▸ WORKING DATA
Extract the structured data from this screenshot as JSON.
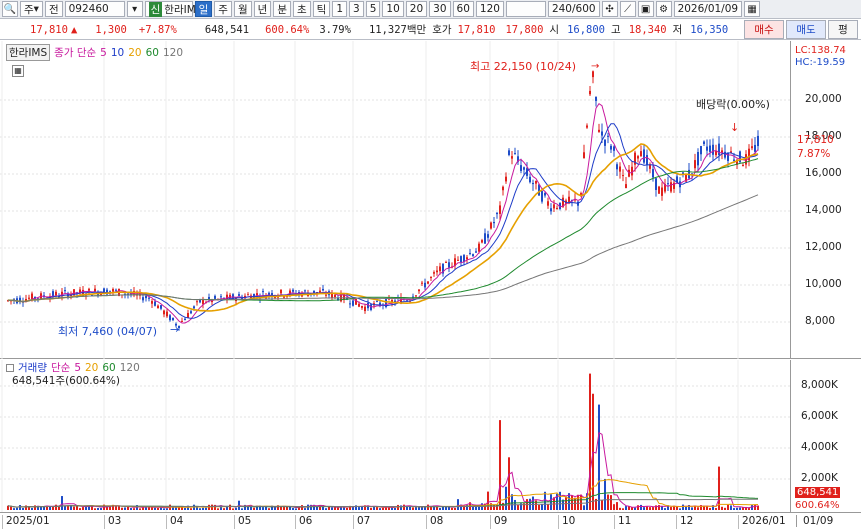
{
  "toolbar": {
    "market": "주",
    "type": "전",
    "code": "092460",
    "badge": "신",
    "name": "한라IMS",
    "periods": [
      "일",
      "주",
      "월",
      "년",
      "분",
      "초",
      "틱"
    ],
    "minutes": [
      "1",
      "3",
      "5",
      "10",
      "20",
      "30",
      "60",
      "120"
    ],
    "count": "240/600",
    "date": "2026/01/09"
  },
  "quote": {
    "price": "17,810",
    "change": "1,300",
    "pct": "+7.87%",
    "volume": "648,541",
    "vol_ratio": "600.64%",
    "turnover": "3.79%",
    "amount": "11,327백만",
    "ask_label": "호가",
    "ask": "17,810",
    "bid": "17,800",
    "open_label": "시",
    "open": "16,800",
    "high_label": "고",
    "high": "18,340",
    "low_label": "저",
    "low": "16,350",
    "buy": "매수",
    "sell": "매도",
    "eval": "평"
  },
  "price_legend": {
    "name": "한라IMS",
    "ma_title": "종가 단순",
    "ma": [
      "5",
      "10",
      "20",
      "60",
      "120"
    ],
    "ma_colors": [
      "#c8199e",
      "#1e3cc8",
      "#e6a000",
      "#1f8a2e",
      "#777777"
    ]
  },
  "price_axis": {
    "lc": "LC:138.74",
    "hc": "HC:-19.59",
    "ticks": [
      "20,000",
      "18,000",
      "16,000",
      "14,000",
      "12,000",
      "10,000",
      "8,000"
    ],
    "current": "17,810",
    "current_pct": "7.87%"
  },
  "annotations": {
    "high": "최고 22,150 (10/24)",
    "low": "최저 7,460 (04/07)",
    "dividend": "배당락(0.00%)"
  },
  "vol_legend": {
    "title": "거래량",
    "ma_title": "단순",
    "ma": [
      "5",
      "20",
      "60",
      "120"
    ],
    "value": "648,541주(600.64%)"
  },
  "vol_axis": {
    "ticks": [
      "8,000K",
      "6,000K",
      "4,000K",
      "2,000K"
    ],
    "current": "648,541",
    "current_pct": "600.64%"
  },
  "xaxis": {
    "labels": [
      "2025/01",
      "03",
      "04",
      "05",
      "06",
      "07",
      "08",
      "09",
      "10",
      "11",
      "12",
      "2026/01"
    ],
    "right": "01/09"
  },
  "colors": {
    "up": "#e0201b",
    "down": "#1e4cc8",
    "ma5": "#c8199e",
    "ma10": "#1e3cc8",
    "ma20": "#e6a000",
    "ma60": "#1f8a2e",
    "ma120": "#777777"
  }
}
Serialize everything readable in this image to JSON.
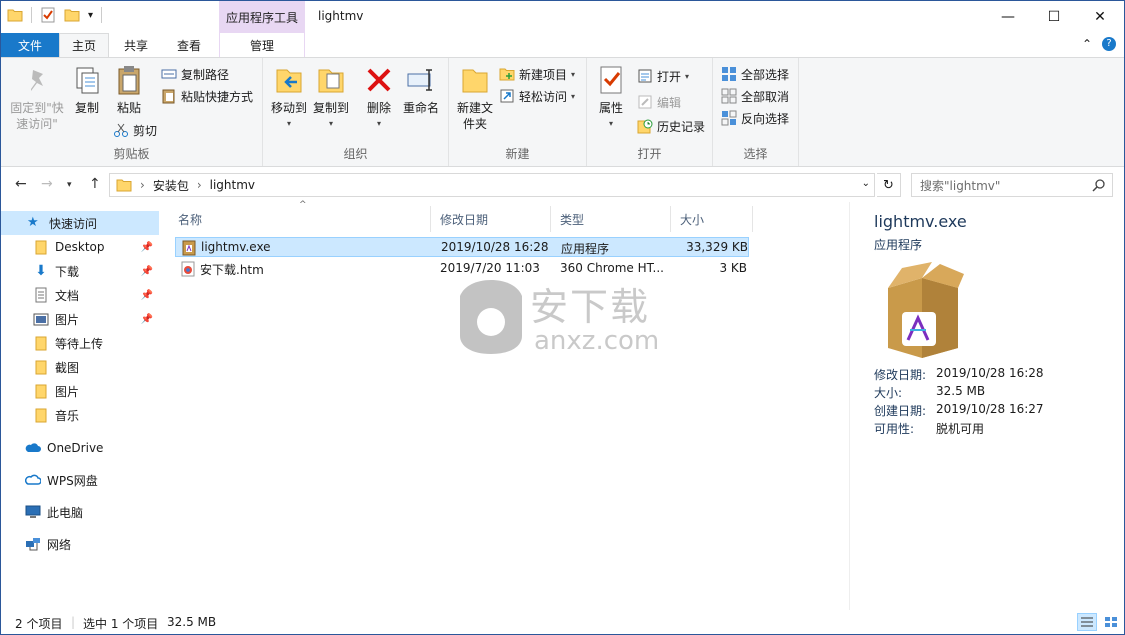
{
  "window": {
    "title": "lightmv",
    "context_tools_label": "应用程序工具"
  },
  "ribbon_tabs": {
    "file": "文件",
    "home": "主页",
    "share": "共享",
    "view": "查看",
    "manage": "管理"
  },
  "ribbon": {
    "clipboard": {
      "label": "剪贴板",
      "pin": "固定到\"快速访问\"",
      "copy": "复制",
      "paste": "粘贴",
      "copy_path": "复制路径",
      "paste_shortcut": "粘贴快捷方式",
      "cut": "剪切"
    },
    "organize": {
      "label": "组织",
      "move_to": "移动到",
      "copy_to": "复制到",
      "delete": "删除",
      "rename": "重命名"
    },
    "new": {
      "label": "新建",
      "new_folder": "新建文件夹",
      "new_item": "新建项目",
      "easy_access": "轻松访问"
    },
    "open": {
      "label": "打开",
      "properties": "属性",
      "open": "打开",
      "edit": "编辑",
      "history": "历史记录"
    },
    "select": {
      "label": "选择",
      "select_all": "全部选择",
      "select_none": "全部取消",
      "invert": "反向选择"
    }
  },
  "address": {
    "segments": [
      "安装包",
      "lightmv"
    ],
    "search_placeholder": "搜索\"lightmv\""
  },
  "nav": {
    "quick_access": "快速访问",
    "items": [
      {
        "label": "Desktop",
        "pinned": true
      },
      {
        "label": "下载",
        "pinned": true
      },
      {
        "label": "文档",
        "pinned": true
      },
      {
        "label": "图片",
        "pinned": true
      },
      {
        "label": "等待上传",
        "pinned": false
      },
      {
        "label": "截图",
        "pinned": false
      },
      {
        "label": "图片",
        "pinned": false
      },
      {
        "label": "音乐",
        "pinned": false
      }
    ],
    "onedrive": "OneDrive",
    "wps": "WPS网盘",
    "this_pc": "此电脑",
    "network": "网络"
  },
  "columns": {
    "name": "名称",
    "modified": "修改日期",
    "type": "类型",
    "size": "大小"
  },
  "files": [
    {
      "name": "lightmv.exe",
      "modified": "2019/10/28 16:28",
      "type": "应用程序",
      "size": "33,329 KB",
      "selected": true
    },
    {
      "name": "安下载.htm",
      "modified": "2019/7/20 11:03",
      "type": "360 Chrome HT...",
      "size": "3 KB",
      "selected": false
    }
  ],
  "watermark": {
    "text_cn": "安下载",
    "text_en": "anxz.com"
  },
  "details": {
    "name": "lightmv.exe",
    "type": "应用程序",
    "props": [
      {
        "label": "修改日期:",
        "value": "2019/10/28 16:28"
      },
      {
        "label": "大小:",
        "value": "32.5 MB"
      },
      {
        "label": "创建日期:",
        "value": "2019/10/28 16:27"
      },
      {
        "label": "可用性:",
        "value": "脱机可用"
      }
    ]
  },
  "status": {
    "count": "2 个项目",
    "selection": "选中 1 个项目",
    "size": "32.5 MB"
  },
  "colors": {
    "accent": "#1979ca",
    "selection": "#cce8ff",
    "context_tab": "#e8d7f3"
  }
}
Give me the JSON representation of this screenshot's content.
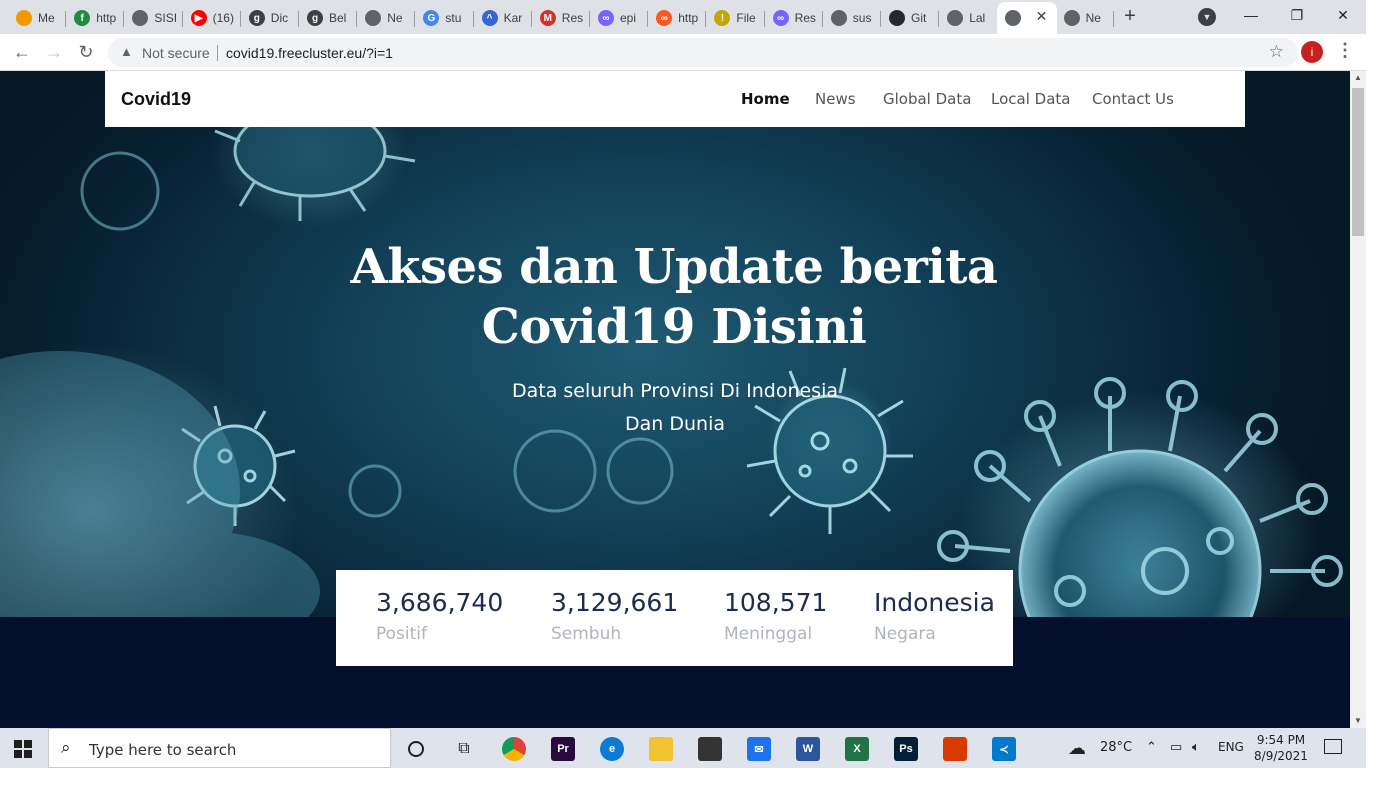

▸ EXERCISE
Quote the entries in full. Any image among them is to be omitted from the copy.

▸ SOLUTION TO THIS EXERCISE
Extract the structured data from this screenshot as JSON.
{
  "toolbar": {
    "market": "주",
    "type": "전",
    "code": "092460",
    "badge": "신",
    "name": "한라IMS",
    "periods": [
      "일",
      "주",
      "월",
      "년",
      "분",
      "초",
      "틱"
    ],
    "minutes": [
      "1",
      "3",
      "5",
      "10",
      "20",
      "30",
      "60",
      "120"
    ],
    "count": "240/600",
    "date": "2026/01/09"
  },
  "quote": {
    "price": "17,810",
    "change": "1,300",
    "pct": "+7.87%",
    "volume": "648,541",
    "vol_ratio": "600.64%",
    "turnover": "3.79%",
    "amount": "11,327백만",
    "ask_label": "호가",
    "ask": "17,810",
    "bid": "17,800",
    "open_label": "시",
    "open": "16,800",
    "high_label": "고",
    "high": "18,340",
    "low_label": "저",
    "low": "16,350",
    "buy": "매수",
    "sell": "매도",
    "eval": "평"
  },
  "price_legend": {
    "name": "한라IMS",
    "ma_title": "종가 단순",
    "ma": [
      "5",
      "10",
      "20",
      "60",
      "120"
    ],
    "ma_colors": [
      "#c8199e",
      "#1e3cc8",
      "#e6a000",
      "#1f8a2e",
      "#777777"
    ]
  },
  "price_axis": {
    "lc": "LC:138.74",
    "hc": "HC:-19.59",
    "ticks": [
      "20,000",
      "18,000",
      "16,000",
      "14,000",
      "12,000",
      "10,000",
      "8,000"
    ],
    "current": "17,810",
    "current_pct": "7.87%"
  },
  "annotations": {
    "high": "최고 22,150 (10/24)",
    "low": "최저 7,460 (04/07)",
    "dividend": "배당락(0.00%)"
  },
  "vol_legend": {
    "title": "거래량",
    "ma_title": "단순",
    "ma": [
      "5",
      "20",
      "60",
      "120"
    ],
    "value": "648,541주(600.64%)"
  },
  "vol_axis": {
    "ticks": [
      "8,000K",
      "6,000K",
      "4,000K",
      "2,000K"
    ],
    "current": "648,541",
    "current_pct": "600.64%"
  },
  "xaxis": {
    "labels": [
      "2025/01",
      "03",
      "04",
      "05",
      "06",
      "07",
      "08",
      "09",
      "10",
      "11",
      "12",
      "2026/01"
    ],
    "right": "01/09"
  },
  "colors": {
    "up": "#e0201b",
    "down": "#1e4cc8",
    "ma5": "#c8199e",
    "ma10": "#1e3cc8",
    "ma20": "#e6a000",
    "ma60": "#1f8a2e",
    "ma120": "#777777"
  }
}
Serialize everything readable in this image to JSON.
{
  "window": {
    "title": "lightmv",
    "context_tools_label": "应用程序工具"
  },
  "ribbon_tabs": {
    "file": "文件",
    "home": "主页",
    "share": "共享",
    "view": "查看",
    "manage": "管理"
  },
  "ribbon": {
    "clipboard": {
      "label": "剪贴板",
      "pin": "固定到\"快速访问\"",
      "copy": "复制",
      "paste": "粘贴",
      "copy_path": "复制路径",
      "paste_shortcut": "粘贴快捷方式",
      "cut": "剪切"
    },
    "organize": {
      "label": "组织",
      "move_to": "移动到",
      "copy_to": "复制到",
      "delete": "删除",
      "rename": "重命名"
    },
    "new": {
      "label": "新建",
      "new_folder": "新建文件夹",
      "new_item": "新建项目",
      "easy_access": "轻松访问"
    },
    "open": {
      "label": "打开",
      "properties": "属性",
      "open": "打开",
      "edit": "编辑",
      "history": "历史记录"
    },
    "select": {
      "label": "选择",
      "select_all": "全部选择",
      "select_none": "全部取消",
      "invert": "反向选择"
    }
  },
  "address": {
    "segments": [
      "安装包",
      "lightmv"
    ],
    "search_placeholder": "搜索\"lightmv\""
  },
  "nav": {
    "quick_access": "快速访问",
    "items": [
      {
        "label": "Desktop",
        "pinned": true
      },
      {
        "label": "下载",
        "pinned": true
      },
      {
        "label": "文档",
        "pinned": true
      },
      {
        "label": "图片",
        "pinned": true
      },
      {
        "label": "等待上传",
        "pinned": false
      },
      {
        "label": "截图",
        "pinned": false
      },
      {
        "label": "图片",
        "pinned": false
      },
      {
        "label": "音乐",
        "pinned": false
      }
    ],
    "onedrive": "OneDrive",
    "wps": "WPS网盘",
    "this_pc": "此电脑",
    "network": "网络"
  },
  "columns": {
    "name": "名称",
    "modified": "修改日期",
    "type": "类型",
    "size": "大小"
  },
  "files": [
    {
      "name": "lightmv.exe",
      "modified": "2019/10/28 16:28",
      "type": "应用程序",
      "size": "33,329 KB",
      "selected": true
    },
    {
      "name": "安下载.htm",
      "modified": "2019/7/20 11:03",
      "type": "360 Chrome HT...",
      "size": "3 KB",
      "selected": false
    }
  ],
  "watermark": {
    "text_cn": "安下载",
    "text_en": "anxz.com"
  },
  "details": {
    "name": "lightmv.exe",
    "type": "应用程序",
    "props": [
      {
        "label": "修改日期:",
        "value": "2019/10/28 16:28"
      },
      {
        "label": "大小:",
        "value": "32.5 MB"
      },
      {
        "label": "创建日期:",
        "value": "2019/10/28 16:27"
      },
      {
        "label": "可用性:",
        "value": "脱机可用"
      }
    ]
  },
  "status": {
    "count": "2 个项目",
    "selection": "选中 1 个项目",
    "size": "32.5 MB"
  },
  "colors": {
    "accent": "#1979ca",
    "selection": "#cce8ff",
    "context_tab": "#e8d7f3"
  }
}
Give me the JSON representation of this screenshot's content.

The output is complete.